= GIVEN EXERCISE =
In the records that follow, locate every line with "image" and extract it.

Records from a dataset:
◇ ◇ ◇ ◇

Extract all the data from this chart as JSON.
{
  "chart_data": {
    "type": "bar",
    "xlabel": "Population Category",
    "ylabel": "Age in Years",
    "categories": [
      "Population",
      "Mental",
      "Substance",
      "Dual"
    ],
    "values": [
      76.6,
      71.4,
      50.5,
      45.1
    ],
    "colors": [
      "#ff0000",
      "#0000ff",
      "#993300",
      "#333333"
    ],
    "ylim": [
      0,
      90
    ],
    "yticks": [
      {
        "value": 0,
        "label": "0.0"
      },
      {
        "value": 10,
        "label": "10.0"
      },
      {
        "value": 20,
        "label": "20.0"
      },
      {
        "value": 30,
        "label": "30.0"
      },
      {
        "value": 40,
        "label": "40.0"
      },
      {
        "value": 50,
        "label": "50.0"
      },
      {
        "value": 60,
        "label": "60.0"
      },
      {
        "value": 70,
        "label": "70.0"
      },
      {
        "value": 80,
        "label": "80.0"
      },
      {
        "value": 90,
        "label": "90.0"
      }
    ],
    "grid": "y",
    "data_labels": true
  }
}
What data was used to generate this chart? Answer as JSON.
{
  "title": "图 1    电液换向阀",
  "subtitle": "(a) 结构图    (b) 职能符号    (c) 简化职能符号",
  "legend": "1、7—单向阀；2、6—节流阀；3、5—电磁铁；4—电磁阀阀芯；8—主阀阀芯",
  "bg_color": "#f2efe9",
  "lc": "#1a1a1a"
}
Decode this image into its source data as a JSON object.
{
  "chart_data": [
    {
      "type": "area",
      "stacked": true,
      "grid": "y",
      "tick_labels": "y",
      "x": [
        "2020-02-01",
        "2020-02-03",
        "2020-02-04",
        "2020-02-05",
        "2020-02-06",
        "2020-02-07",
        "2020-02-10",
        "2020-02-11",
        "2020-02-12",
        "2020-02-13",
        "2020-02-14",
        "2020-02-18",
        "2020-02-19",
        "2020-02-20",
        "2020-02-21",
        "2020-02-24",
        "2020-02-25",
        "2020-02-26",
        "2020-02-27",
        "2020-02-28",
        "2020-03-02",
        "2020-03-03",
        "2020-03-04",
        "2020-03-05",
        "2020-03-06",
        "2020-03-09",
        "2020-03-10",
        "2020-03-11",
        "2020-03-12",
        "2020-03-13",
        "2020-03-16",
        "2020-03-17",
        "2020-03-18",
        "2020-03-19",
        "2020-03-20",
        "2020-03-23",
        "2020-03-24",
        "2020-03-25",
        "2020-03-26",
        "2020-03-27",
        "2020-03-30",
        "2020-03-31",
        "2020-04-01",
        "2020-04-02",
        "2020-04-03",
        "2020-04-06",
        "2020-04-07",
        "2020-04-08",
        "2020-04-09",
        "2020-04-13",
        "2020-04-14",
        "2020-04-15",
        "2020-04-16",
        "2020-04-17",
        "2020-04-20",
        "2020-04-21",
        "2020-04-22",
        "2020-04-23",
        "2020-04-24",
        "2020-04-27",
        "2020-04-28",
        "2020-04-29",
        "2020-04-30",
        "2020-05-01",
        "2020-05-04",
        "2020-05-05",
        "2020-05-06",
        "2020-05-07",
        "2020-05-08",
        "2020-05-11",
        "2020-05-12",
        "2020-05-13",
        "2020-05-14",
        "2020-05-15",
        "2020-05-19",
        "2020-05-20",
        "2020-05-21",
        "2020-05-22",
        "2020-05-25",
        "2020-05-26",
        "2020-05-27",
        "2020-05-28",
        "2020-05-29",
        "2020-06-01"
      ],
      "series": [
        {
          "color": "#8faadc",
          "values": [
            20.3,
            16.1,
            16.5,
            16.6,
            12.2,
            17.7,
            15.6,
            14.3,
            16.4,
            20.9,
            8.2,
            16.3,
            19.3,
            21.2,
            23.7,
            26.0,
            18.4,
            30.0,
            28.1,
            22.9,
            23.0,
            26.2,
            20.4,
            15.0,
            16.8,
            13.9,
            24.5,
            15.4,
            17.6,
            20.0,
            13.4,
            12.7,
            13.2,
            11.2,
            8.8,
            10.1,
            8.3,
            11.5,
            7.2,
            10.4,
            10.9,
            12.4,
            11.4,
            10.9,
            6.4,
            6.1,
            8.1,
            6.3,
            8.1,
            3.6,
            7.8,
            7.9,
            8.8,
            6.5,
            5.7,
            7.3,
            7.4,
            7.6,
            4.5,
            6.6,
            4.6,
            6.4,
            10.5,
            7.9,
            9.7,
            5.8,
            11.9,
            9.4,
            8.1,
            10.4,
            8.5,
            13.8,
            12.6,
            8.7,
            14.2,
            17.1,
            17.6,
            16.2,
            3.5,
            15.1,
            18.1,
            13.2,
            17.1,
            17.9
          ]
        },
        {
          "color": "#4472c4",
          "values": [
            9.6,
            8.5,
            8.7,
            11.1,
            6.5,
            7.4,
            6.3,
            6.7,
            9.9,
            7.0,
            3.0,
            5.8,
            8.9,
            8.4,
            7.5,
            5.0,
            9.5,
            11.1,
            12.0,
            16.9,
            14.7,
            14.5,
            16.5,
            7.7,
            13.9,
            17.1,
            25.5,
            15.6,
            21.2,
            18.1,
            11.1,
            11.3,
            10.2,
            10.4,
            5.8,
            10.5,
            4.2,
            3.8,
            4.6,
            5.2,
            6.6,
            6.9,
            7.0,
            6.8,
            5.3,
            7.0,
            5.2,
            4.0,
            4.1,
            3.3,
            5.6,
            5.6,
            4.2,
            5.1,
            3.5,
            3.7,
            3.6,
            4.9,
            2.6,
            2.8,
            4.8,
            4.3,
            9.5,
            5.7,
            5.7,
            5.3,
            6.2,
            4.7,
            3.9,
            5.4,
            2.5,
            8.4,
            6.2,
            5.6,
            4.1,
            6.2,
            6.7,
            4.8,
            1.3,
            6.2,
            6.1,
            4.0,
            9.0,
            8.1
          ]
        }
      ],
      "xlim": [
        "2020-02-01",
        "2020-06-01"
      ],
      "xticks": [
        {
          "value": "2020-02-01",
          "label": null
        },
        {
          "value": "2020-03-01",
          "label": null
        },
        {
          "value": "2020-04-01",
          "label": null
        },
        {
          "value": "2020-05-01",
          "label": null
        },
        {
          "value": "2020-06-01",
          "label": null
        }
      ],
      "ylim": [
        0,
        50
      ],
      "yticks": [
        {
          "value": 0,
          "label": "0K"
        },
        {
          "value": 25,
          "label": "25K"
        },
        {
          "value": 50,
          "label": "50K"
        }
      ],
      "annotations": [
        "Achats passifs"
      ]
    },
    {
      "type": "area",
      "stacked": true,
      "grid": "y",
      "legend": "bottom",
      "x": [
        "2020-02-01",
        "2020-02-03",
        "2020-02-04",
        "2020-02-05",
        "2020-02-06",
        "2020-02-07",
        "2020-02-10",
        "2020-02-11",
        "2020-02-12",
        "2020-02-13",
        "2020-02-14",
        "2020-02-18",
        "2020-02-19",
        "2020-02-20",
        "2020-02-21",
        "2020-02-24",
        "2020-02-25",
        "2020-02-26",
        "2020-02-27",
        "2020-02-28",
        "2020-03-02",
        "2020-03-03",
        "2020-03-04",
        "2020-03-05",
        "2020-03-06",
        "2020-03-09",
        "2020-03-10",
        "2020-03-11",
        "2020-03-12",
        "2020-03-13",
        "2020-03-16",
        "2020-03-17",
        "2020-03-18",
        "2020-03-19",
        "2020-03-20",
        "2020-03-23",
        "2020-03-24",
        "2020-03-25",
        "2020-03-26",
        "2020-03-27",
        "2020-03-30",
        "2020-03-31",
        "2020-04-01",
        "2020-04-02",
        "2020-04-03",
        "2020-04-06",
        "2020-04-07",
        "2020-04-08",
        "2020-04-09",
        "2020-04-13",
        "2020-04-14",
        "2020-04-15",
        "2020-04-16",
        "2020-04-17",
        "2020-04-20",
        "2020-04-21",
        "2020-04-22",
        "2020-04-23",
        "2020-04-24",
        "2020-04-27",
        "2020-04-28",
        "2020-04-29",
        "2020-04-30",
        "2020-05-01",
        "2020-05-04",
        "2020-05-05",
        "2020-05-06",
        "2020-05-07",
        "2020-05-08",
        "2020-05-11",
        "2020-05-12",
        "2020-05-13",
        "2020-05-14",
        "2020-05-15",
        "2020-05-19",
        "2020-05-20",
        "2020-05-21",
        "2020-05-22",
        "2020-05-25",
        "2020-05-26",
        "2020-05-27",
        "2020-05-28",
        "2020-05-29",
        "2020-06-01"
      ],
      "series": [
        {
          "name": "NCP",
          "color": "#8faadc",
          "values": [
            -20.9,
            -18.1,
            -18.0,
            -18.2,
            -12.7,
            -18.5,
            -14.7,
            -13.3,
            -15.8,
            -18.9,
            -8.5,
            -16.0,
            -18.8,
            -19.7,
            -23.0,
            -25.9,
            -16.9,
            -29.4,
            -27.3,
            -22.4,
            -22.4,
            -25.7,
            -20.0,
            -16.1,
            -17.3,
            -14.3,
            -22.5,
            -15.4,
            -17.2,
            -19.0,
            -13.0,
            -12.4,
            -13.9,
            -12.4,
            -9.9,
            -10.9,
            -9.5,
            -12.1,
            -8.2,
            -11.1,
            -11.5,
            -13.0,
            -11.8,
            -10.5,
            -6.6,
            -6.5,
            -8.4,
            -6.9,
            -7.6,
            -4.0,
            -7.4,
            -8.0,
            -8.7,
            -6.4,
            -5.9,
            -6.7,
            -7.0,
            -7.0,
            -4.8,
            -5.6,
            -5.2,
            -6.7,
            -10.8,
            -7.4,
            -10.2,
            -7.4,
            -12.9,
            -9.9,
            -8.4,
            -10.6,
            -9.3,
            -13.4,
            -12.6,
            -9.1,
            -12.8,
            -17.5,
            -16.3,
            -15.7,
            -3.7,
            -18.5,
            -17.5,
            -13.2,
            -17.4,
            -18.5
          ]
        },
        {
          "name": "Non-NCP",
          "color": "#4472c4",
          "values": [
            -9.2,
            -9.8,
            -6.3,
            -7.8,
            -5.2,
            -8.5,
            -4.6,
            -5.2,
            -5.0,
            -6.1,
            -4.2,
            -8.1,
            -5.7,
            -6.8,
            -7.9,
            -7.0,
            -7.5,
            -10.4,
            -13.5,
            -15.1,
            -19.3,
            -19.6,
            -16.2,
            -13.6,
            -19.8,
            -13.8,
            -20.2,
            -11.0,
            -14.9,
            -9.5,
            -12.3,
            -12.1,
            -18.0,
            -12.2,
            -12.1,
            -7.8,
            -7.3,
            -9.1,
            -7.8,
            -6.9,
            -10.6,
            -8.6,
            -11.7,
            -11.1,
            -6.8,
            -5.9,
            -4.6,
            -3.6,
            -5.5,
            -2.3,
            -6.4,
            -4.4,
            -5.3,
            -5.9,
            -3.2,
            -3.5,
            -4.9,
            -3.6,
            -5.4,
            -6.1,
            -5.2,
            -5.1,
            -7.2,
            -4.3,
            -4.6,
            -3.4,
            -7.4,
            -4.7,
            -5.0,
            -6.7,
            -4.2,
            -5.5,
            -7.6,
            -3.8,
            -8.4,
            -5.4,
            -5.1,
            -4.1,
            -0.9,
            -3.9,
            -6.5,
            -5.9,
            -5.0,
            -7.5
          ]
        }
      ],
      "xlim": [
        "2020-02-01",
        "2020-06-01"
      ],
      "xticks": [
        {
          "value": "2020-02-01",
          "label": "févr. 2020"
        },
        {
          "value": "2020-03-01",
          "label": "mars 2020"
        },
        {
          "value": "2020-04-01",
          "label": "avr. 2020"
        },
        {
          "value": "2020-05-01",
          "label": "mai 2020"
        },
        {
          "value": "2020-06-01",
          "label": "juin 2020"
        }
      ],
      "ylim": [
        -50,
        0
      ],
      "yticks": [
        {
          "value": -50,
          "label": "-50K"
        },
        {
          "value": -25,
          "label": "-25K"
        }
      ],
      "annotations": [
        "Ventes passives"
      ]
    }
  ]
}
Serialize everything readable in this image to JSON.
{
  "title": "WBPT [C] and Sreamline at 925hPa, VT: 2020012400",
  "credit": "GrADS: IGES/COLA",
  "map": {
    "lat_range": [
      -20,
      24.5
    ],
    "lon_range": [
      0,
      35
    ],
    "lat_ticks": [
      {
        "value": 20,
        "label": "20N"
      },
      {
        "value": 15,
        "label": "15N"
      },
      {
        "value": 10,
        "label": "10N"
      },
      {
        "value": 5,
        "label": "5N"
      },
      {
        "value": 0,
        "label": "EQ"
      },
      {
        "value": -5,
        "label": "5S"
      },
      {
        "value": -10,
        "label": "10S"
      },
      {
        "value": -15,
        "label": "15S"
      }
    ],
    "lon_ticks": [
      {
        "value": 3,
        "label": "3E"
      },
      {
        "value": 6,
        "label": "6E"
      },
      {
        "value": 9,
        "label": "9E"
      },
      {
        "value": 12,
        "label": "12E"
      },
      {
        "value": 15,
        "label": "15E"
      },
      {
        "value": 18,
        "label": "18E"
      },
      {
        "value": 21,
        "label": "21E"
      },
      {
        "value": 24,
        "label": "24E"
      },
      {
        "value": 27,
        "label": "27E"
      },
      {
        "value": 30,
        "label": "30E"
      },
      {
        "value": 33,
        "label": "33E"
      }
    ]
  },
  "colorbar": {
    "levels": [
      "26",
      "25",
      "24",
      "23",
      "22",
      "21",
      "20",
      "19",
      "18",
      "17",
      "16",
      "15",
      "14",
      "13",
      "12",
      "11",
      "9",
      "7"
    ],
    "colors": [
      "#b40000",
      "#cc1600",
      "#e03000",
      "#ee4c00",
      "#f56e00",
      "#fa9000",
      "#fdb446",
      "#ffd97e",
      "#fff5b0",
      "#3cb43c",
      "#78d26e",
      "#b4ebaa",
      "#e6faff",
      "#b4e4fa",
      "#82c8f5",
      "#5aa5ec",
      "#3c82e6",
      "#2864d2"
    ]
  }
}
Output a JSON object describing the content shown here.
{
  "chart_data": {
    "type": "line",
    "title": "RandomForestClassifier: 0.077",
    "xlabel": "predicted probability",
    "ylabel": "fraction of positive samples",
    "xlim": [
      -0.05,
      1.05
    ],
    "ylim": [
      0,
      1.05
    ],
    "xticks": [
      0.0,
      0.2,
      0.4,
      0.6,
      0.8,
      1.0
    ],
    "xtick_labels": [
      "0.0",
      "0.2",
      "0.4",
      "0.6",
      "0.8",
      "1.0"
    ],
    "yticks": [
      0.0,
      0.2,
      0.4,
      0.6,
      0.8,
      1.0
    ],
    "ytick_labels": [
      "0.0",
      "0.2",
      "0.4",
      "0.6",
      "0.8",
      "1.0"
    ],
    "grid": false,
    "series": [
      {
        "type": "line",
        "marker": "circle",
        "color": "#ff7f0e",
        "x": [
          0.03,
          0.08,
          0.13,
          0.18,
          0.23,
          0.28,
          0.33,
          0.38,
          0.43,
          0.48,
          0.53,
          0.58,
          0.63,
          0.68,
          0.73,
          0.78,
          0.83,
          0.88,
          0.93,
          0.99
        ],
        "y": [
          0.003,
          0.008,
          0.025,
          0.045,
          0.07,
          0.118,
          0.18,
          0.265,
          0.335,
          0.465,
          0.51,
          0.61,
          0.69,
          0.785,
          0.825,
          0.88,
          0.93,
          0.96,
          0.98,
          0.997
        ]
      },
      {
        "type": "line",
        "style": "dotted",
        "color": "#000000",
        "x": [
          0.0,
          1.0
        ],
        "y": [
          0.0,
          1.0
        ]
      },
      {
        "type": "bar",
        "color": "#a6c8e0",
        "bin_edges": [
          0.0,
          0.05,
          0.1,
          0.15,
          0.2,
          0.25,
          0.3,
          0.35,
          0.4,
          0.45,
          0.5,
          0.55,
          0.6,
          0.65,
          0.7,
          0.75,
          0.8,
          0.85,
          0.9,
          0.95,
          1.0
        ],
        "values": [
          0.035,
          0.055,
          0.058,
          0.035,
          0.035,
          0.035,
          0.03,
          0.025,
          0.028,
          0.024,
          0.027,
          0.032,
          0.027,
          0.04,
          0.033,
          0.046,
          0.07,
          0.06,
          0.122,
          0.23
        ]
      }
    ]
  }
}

◇ ◇ ◇ ◇

= COMPLETED EXERCISE =
Decode this image into its source data as a JSON object.
Serialize everything readable in this image to JSON.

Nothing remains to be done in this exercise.